### Description of the task
What follows is a block of records; reproduce all of it verbatim.

### Data provided
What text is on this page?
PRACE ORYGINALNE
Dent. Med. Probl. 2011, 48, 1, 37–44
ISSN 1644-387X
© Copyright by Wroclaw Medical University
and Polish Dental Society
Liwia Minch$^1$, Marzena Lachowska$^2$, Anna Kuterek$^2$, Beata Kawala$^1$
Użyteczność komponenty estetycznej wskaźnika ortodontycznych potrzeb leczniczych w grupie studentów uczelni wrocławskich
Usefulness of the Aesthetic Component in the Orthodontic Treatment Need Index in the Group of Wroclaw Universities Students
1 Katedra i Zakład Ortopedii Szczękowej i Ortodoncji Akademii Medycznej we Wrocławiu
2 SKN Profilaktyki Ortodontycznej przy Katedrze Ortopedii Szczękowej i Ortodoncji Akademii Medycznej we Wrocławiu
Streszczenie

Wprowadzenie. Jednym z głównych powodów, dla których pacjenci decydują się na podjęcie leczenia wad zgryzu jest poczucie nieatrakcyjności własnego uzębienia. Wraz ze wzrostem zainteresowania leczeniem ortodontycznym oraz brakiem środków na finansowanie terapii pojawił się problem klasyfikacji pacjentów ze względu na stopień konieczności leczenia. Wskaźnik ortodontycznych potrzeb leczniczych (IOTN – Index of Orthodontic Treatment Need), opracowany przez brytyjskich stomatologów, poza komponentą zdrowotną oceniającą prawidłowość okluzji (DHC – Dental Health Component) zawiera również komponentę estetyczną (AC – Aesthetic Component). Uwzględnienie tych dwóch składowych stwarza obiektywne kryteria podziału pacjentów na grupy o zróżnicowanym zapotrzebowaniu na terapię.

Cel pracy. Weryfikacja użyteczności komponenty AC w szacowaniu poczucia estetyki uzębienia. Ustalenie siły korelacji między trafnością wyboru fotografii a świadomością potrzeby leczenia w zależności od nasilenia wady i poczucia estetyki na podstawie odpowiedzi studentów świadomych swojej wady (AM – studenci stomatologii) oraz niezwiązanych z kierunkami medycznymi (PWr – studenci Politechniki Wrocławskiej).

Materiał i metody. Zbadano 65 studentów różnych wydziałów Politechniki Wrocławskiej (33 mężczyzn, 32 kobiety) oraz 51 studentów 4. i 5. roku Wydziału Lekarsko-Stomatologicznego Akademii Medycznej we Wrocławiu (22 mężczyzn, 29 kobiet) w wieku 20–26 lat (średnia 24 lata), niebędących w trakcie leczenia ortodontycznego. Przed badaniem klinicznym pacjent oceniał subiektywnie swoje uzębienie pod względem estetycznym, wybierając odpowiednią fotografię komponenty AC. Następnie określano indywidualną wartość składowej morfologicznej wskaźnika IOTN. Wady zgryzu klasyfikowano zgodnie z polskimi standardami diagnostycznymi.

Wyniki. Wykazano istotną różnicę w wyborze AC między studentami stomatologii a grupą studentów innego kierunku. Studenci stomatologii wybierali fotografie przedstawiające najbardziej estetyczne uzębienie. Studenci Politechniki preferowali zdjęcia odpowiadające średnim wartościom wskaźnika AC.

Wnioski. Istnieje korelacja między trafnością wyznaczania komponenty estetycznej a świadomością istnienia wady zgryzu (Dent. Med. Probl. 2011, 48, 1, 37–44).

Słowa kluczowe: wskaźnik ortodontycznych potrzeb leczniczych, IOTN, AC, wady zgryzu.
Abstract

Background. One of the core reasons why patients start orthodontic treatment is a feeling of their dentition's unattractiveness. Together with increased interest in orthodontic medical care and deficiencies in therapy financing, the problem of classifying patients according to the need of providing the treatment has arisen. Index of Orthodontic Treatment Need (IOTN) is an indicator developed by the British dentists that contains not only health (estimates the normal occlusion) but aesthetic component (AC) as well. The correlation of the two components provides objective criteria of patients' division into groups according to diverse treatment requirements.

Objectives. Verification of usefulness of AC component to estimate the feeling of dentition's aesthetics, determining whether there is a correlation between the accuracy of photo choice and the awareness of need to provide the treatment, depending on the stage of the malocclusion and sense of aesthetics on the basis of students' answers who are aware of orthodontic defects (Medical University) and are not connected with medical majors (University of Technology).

### Response
What text is on this page?
PRACE ORYGINALNE
Dent. Med. Probl. 2011, 48, 1, 37–44
ISSN 1644-387X
© Copyright by Wroclaw Medical University
and Polish Dental Society
Liwia Minch$^1$, Marzena Lachowska$^2$, Anna Kuterek$^2$, Beata Kawala$^1$
Użyteczność komponenty estetycznej wskaźnika ortodontycznych potrzeb leczniczych w grupie studentów uczelni wrocławskich
Usefulness of the Aesthetic Component in the Orthodontic Treatment Need Index in the Group of Wroclaw Universities Students
1 Katedra i Zakład Ortopedii Szczękowej i Ortodoncji Akademii Medycznej we Wrocławiu
2 SKN Profilaktyki Ortodontycznej przy Katedrze Ortopedii Szczękowej i Ortodoncji Akademii Medycznej we Wrocławiu
Streszczenie

Wprowadzenie. Jednym z głównych powodów, dla których pacjenci decydują się na podjęcie leczenia wad zgryzu jest poczucie nieatrakcyjności własnego uzębienia. Wraz ze wzrostem zainteresowania leczeniem ortodontycznym oraz brakiem środków na finansowanie terapii pojawił się problem klasyfikacji pacjentów ze względu na stopień konieczności leczenia. Wskaźnik ortodontycznych potrzeb leczniczych (IOTN – Index of Orthodontic Treatment Need), opracowany przez brytyjskich stomatologów, poza komponentą zdrowotną oceniającą prawidłowość okluzji (DHC – Dental Health Component) zawiera również komponentę estetyczną (AC – Aesthetic Component). Uwzględnienie tych dwóch składowych stwarza obiektywne kryteria podziału pacjentów na grupy o zróżnicowanym zapotrzebowaniu na terapię.

Cel pracy. Weryfikacja użyteczności komponenty AC w szacowaniu poczucia estetyki uzębienia. Ustalenie siły korelacji między trafnością wyboru fotografii a świadomością potrzeby leczenia w zależności od nasilenia wady i poczucia estetyki na podstawie odpowiedzi studentów świadomych swojej wady (AM – studenci stomatologii) oraz niezwiązanych z kierunkami medycznymi (PWr – studenci Politechniki Wrocławskiej).

Materiał i metody. Zbadano 65 studentów różnych wydziałów Politechniki Wrocławskiej (33 mężczyzn, 32 kobiety) oraz 51 studentów 4. i 5. roku Wydziału Lekarsko-Stomatologicznego Akademii Medycznej we Wrocławiu (22 mężczyzn, 29 kobiet) w wieku 20–26 lat (średnia 24 lata), niebędących w trakcie leczenia ortodontycznego. Przed badaniem klinicznym pacjent oceniał subiektywnie swoje uzębienie pod względem estetycznym, wybierając odpowiednią fotografię komponenty AC. Następnie określano indywidualną wartość składowej morfologicznej wskaźnika IOTN. Wady zgryzu klasyfikowano zgodnie z polskimi standardami diagnostycznymi.

Wyniki. Wykazano istotną różnicę w wyborze AC między studentami stomatologii a grupą studentów innego kierunku. Studenci stomatologii wybierali fotografie przedstawiające najbardziej estetyczne uzębienie. Studenci Politechniki preferowali zdjęcia odpowiadające średnim wartościom wskaźnika AC.

Wnioski. Istnieje korelacja między trafnością wyznaczania komponenty estetycznej a świadomością istnienia wady zgryzu (Dent. Med. Probl. 2011, 48, 1, 37–44).

Słowa kluczowe: wskaźnik ortodontycznych potrzeb leczniczych, IOTN, AC, wady zgryzu.
Abstract

Background. One of the core reasons why patients start orthodontic treatment is a feeling of their dentition's unattractiveness. Together with increased interest in orthodontic medical care and deficiencies in therapy financing, the problem of classifying patients according to the need of providing the treatment has arisen. Index of Orthodontic Treatment Need (IOTN) is an indicator developed by the British dentists that contains not only health (estimates the normal occlusion) but aesthetic component (AC) as well. The correlation of the two components provides objective criteria of patients' division into groups according to diverse treatment requirements.

Objectives. Verification of usefulness of AC component to estimate the feeling of dentition's aesthetics, determining whether there is a correlation between the accuracy of photo choice and the awareness of need to provide the treatment, depending on the stage of the malocclusion and sense of aesthetics on the basis of students' answers who are aware of orthodontic defects (Medical University) and are not connected with medical majors (University of Technology).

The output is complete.